_Exercise brief_
Output the entries word for word. Omit images.

_Records for this exercise_
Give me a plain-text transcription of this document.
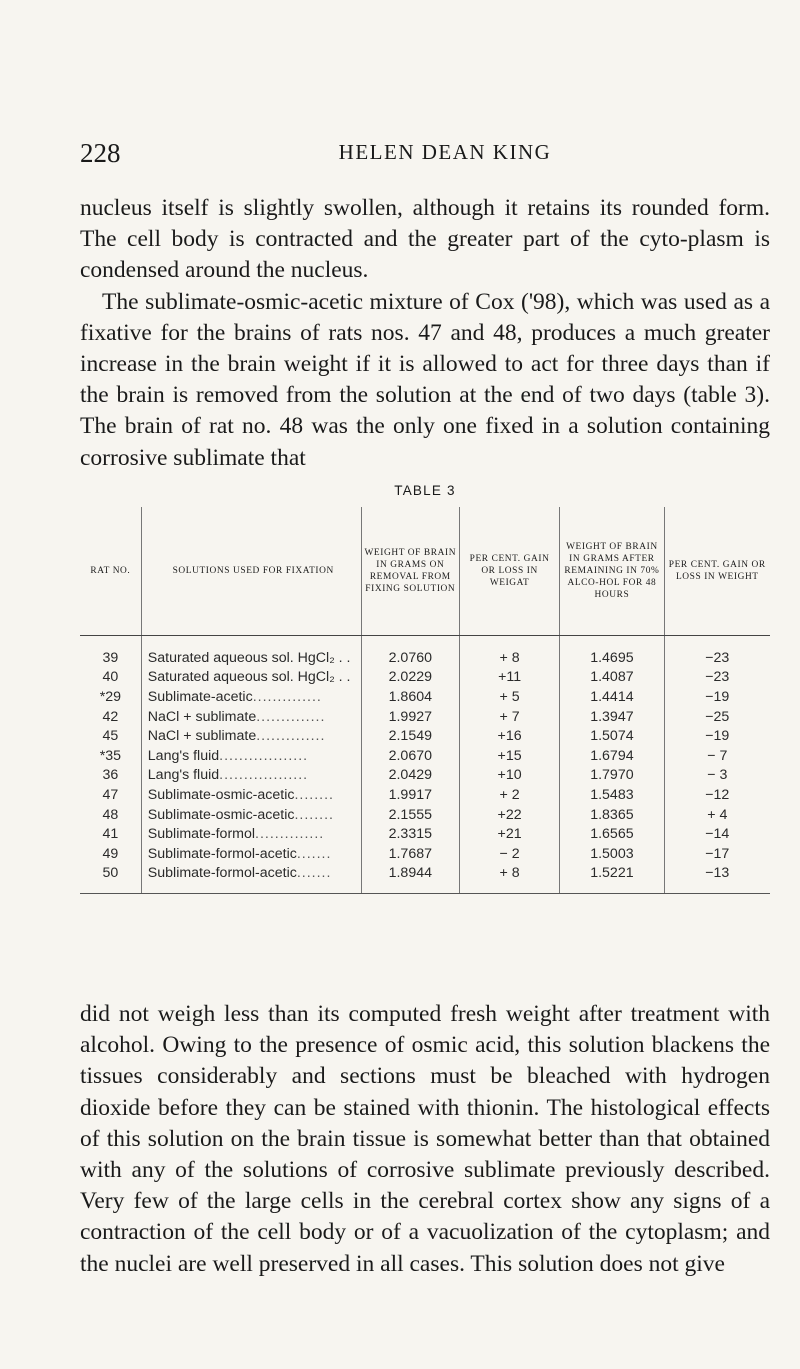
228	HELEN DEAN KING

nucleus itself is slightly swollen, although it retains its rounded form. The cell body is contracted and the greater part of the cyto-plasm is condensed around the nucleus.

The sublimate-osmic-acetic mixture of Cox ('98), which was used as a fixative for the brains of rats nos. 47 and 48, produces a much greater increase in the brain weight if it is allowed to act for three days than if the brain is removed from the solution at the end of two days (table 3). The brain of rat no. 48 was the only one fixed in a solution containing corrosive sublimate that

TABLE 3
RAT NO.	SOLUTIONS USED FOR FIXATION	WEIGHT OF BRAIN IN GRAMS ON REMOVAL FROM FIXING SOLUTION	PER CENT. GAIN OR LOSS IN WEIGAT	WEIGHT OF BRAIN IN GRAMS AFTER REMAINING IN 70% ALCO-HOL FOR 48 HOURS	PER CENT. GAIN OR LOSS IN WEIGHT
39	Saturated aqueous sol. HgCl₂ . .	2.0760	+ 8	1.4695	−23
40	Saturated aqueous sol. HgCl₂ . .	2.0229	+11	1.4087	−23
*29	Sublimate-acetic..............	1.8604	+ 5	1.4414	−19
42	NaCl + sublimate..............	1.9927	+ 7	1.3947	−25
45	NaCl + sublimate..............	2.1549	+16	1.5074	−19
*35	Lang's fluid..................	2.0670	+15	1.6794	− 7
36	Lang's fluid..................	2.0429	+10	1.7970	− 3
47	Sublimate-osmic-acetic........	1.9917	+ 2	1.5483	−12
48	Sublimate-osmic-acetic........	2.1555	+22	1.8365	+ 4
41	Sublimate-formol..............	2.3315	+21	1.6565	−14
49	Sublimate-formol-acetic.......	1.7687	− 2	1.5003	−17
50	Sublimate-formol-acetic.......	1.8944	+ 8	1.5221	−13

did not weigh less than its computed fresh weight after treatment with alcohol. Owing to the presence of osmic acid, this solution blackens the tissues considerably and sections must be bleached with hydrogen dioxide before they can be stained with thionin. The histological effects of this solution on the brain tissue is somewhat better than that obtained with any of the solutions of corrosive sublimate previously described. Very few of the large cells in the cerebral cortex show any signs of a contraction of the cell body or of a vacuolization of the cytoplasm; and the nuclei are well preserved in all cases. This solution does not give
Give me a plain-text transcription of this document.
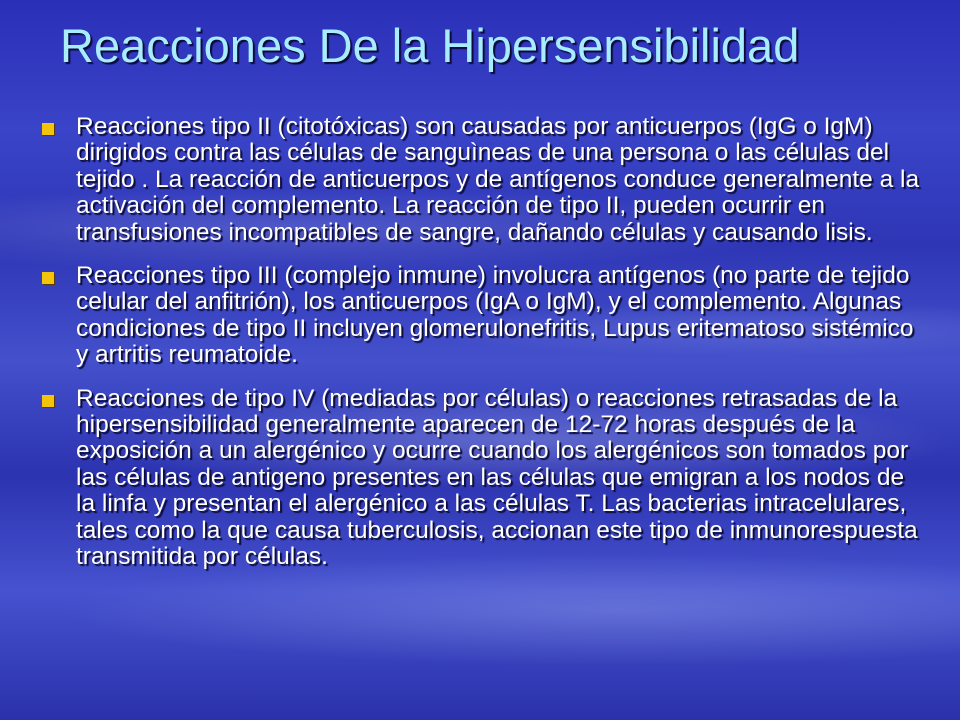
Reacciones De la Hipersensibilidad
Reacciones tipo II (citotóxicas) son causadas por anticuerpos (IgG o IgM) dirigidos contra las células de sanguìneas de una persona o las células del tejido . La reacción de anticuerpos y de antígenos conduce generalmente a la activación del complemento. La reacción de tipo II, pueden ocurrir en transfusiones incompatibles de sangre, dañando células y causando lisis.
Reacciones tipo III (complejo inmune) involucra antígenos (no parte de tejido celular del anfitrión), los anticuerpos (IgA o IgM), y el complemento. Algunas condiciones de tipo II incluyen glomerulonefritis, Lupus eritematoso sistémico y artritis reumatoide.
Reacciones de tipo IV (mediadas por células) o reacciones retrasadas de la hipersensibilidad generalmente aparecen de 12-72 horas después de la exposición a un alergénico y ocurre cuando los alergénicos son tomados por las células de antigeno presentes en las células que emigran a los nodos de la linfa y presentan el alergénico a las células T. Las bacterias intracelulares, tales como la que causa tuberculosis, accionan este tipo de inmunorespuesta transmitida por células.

_Task output_
Give me a plain-text transcription of this document.
228	HELEN DEAN KING

nucleus itself is slightly swollen, although it retains its rounded form. The cell body is contracted and the greater part of the cyto-plasm is condensed around the nucleus.

The sublimate-osmic-acetic mixture of Cox ('98), which was used as a fixative for the brains of rats nos. 47 and 48, produces a much greater increase in the brain weight if it is allowed to act for three days than if the brain is removed from the solution at the end of two days (table 3). The brain of rat no. 48 was the only one fixed in a solution containing corrosive sublimate that

TABLE 3
RAT NO.	SOLUTIONS USED FOR FIXATION	WEIGHT OF BRAIN IN GRAMS ON REMOVAL FROM FIXING SOLUTION	PER CENT. GAIN OR LOSS IN WEIGAT	WEIGHT OF BRAIN IN GRAMS AFTER REMAINING IN 70% ALCO-HOL FOR 48 HOURS	PER CENT. GAIN OR LOSS IN WEIGHT
39	Saturated aqueous sol. HgCl₂ . .	2.0760	+ 8	1.4695	−23
40	Saturated aqueous sol. HgCl₂ . .	2.0229	+11	1.4087	−23
*29	Sublimate-acetic..............	1.8604	+ 5	1.4414	−19
42	NaCl + sublimate..............	1.9927	+ 7	1.3947	−25
45	NaCl + sublimate..............	2.1549	+16	1.5074	−19
*35	Lang's fluid..................	2.0670	+15	1.6794	− 7
36	Lang's fluid..................	2.0429	+10	1.7970	− 3
47	Sublimate-osmic-acetic........	1.9917	+ 2	1.5483	−12
48	Sublimate-osmic-acetic........	2.1555	+22	1.8365	+ 4
41	Sublimate-formol..............	2.3315	+21	1.6565	−14
49	Sublimate-formol-acetic.......	1.7687	− 2	1.5003	−17
50	Sublimate-formol-acetic.......	1.8944	+ 8	1.5221	−13

did not weigh less than its computed fresh weight after treatment with alcohol. Owing to the presence of osmic acid, this solution blackens the tissues considerably and sections must be bleached with hydrogen dioxide before they can be stained with thionin. The histological effects of this solution on the brain tissue is somewhat better than that obtained with any of the solutions of corrosive sublimate previously described. Very few of the large cells in the cerebral cortex show any signs of a contraction of the cell body or of a vacuolization of the cytoplasm; and the nuclei are well preserved in all cases. This solution does not give
Give me a plain-text transcription of this document.
Reacciones De la Hipersensibilidad
Reacciones tipo II (citotóxicas) son causadas por anticuerpos (IgG o IgM) dirigidos contra las células de sanguìneas de una persona o las células del tejido . La reacción de anticuerpos y de antígenos conduce generalmente a la activación del complemento. La reacción de tipo II, pueden ocurrir en transfusiones incompatibles de sangre, dañando células y causando lisis.
Reacciones tipo III (complejo inmune) involucra antígenos (no parte de tejido celular del anfitrión), los anticuerpos (IgA o IgM), y el complemento. Algunas condiciones de tipo II incluyen glomerulonefritis, Lupus eritematoso sistémico y artritis reumatoide.
Reacciones de tipo IV (mediadas por células) o reacciones retrasadas de la hipersensibilidad generalmente aparecen de 12-72 horas después de la exposición a un alergénico y ocurre cuando los alergénicos son tomados por las células de antigeno presentes en las células que emigran a los nodos de la linfa y presentan el alergénico a las células T. Las bacterias intracelulares, tales como la que causa tuberculosis, accionan este tipo de inmunorespuesta transmitida por células.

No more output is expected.